EXERCISE INSTRUCTIONS: Copy the lines of the listing verbatim, from the line containing "bar-investigators-0-to-2 [240,390,596,430]" through the line containing "legend-swatch-6-or-more [279,335,308,363]".

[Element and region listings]
---
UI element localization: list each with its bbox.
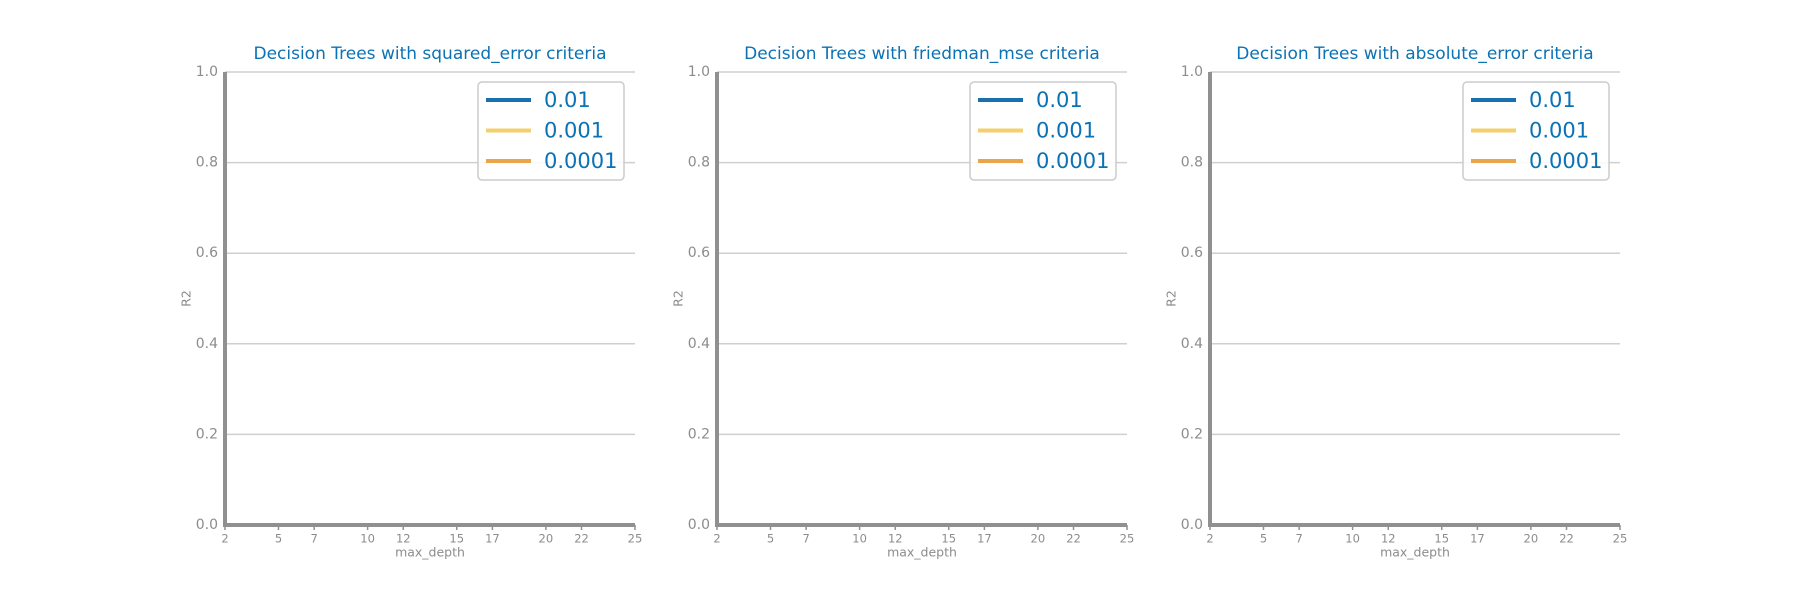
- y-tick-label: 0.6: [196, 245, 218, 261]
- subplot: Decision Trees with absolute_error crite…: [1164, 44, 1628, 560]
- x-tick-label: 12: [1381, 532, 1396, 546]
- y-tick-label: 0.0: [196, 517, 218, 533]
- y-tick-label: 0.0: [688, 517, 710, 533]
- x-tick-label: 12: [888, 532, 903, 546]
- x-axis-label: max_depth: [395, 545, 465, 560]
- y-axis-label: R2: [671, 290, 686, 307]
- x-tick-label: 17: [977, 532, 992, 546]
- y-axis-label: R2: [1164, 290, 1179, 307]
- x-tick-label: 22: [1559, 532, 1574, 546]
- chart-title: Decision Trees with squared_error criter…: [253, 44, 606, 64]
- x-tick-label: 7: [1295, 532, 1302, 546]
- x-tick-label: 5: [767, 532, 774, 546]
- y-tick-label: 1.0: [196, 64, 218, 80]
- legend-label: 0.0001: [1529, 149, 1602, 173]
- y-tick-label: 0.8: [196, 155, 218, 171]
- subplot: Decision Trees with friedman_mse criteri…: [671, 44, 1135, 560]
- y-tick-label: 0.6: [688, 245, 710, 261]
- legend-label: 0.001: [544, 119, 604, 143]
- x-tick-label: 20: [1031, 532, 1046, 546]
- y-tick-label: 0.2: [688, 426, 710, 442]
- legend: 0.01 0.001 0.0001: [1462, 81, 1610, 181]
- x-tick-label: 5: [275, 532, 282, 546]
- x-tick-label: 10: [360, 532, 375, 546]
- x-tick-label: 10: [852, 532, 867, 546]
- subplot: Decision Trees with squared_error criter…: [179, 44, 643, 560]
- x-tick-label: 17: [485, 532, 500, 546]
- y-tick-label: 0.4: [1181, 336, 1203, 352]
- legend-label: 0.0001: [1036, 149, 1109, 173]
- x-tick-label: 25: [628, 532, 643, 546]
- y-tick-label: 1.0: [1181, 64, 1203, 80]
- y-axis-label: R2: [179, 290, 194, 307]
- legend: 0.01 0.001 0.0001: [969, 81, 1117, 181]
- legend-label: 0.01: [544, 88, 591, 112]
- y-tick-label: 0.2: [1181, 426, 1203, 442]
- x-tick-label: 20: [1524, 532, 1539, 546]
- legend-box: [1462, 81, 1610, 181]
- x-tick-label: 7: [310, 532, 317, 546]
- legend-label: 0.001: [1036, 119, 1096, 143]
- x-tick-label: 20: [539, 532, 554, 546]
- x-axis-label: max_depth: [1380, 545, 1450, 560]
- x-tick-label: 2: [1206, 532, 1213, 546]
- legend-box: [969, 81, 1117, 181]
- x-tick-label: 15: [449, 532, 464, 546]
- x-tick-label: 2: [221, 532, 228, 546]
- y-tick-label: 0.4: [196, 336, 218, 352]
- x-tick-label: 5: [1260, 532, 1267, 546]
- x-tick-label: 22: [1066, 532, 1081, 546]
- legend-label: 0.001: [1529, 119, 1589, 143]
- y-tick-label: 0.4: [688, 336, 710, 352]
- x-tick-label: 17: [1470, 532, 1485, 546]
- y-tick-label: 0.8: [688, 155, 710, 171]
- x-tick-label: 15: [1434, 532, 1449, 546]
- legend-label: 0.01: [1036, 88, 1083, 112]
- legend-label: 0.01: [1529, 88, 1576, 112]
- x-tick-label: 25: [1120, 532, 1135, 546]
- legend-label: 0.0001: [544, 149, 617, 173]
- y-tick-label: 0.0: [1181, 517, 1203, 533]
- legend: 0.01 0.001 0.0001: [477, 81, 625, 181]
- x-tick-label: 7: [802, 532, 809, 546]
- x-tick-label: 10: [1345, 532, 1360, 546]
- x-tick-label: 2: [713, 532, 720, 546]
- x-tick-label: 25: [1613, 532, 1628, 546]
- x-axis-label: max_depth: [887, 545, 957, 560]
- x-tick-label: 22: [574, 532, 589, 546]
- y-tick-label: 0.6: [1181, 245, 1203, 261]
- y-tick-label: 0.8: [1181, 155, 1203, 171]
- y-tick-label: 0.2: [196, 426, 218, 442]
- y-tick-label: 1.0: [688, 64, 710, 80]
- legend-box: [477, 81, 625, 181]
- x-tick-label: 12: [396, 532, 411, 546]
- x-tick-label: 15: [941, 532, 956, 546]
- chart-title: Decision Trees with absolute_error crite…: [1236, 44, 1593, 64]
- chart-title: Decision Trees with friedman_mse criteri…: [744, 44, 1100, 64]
---
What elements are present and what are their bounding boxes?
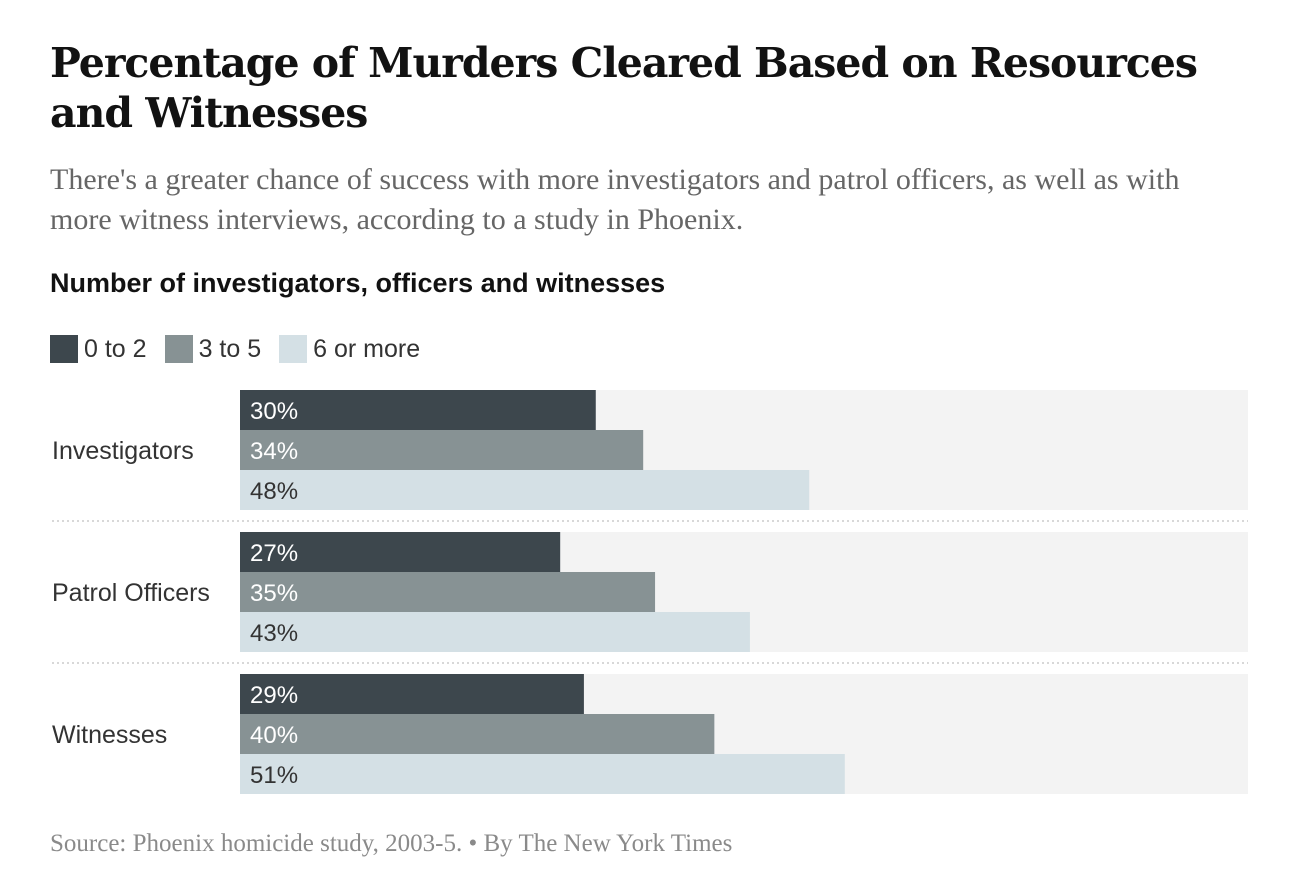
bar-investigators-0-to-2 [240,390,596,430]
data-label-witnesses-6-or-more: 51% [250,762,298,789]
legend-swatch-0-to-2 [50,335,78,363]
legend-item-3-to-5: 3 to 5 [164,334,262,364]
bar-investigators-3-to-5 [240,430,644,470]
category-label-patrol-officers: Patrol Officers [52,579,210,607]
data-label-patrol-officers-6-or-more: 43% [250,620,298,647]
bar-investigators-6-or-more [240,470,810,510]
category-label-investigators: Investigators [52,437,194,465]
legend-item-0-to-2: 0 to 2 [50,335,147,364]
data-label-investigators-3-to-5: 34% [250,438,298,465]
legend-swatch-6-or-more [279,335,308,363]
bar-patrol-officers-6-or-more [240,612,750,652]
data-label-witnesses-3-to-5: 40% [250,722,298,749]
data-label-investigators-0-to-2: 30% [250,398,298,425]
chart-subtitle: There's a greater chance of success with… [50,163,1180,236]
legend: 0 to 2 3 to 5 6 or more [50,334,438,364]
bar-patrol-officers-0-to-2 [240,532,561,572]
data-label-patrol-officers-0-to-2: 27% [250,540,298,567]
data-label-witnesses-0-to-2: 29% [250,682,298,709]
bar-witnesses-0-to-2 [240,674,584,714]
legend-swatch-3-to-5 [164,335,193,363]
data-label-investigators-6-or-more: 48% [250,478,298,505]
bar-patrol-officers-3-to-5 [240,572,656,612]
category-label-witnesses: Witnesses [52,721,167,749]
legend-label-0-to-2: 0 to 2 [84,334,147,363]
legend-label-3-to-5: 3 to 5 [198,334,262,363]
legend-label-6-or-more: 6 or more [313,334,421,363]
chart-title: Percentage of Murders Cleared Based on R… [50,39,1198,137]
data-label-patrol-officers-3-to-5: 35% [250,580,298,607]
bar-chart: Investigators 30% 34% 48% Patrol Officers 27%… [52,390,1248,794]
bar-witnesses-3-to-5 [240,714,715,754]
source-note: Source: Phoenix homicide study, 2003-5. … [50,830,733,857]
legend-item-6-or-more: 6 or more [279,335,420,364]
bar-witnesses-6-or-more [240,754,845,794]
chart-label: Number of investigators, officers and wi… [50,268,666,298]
---
WRITTEN RESPONSE:
bar-investigators-0-to-2 [240,390,596,430]
data-label-witnesses-6-or-more: 51% [250,762,298,789]
legend-swatch-0-to-2 [50,335,78,363]
legend-item-3-to-5: 3 to 5 [164,334,262,364]
bar-investigators-3-to-5 [240,430,644,470]
category-label-patrol-officers: Patrol Officers [52,579,210,607]
data-label-patrol-officers-6-or-more: 43% [250,620,298,647]
bar-investigators-6-or-more [240,470,810,510]
category-label-investigators: Investigators [52,437,194,465]
legend-item-0-to-2: 0 to 2 [50,335,147,364]
data-label-investigators-3-to-5: 34% [250,438,298,465]
legend-swatch-6-or-more [279,335,308,363]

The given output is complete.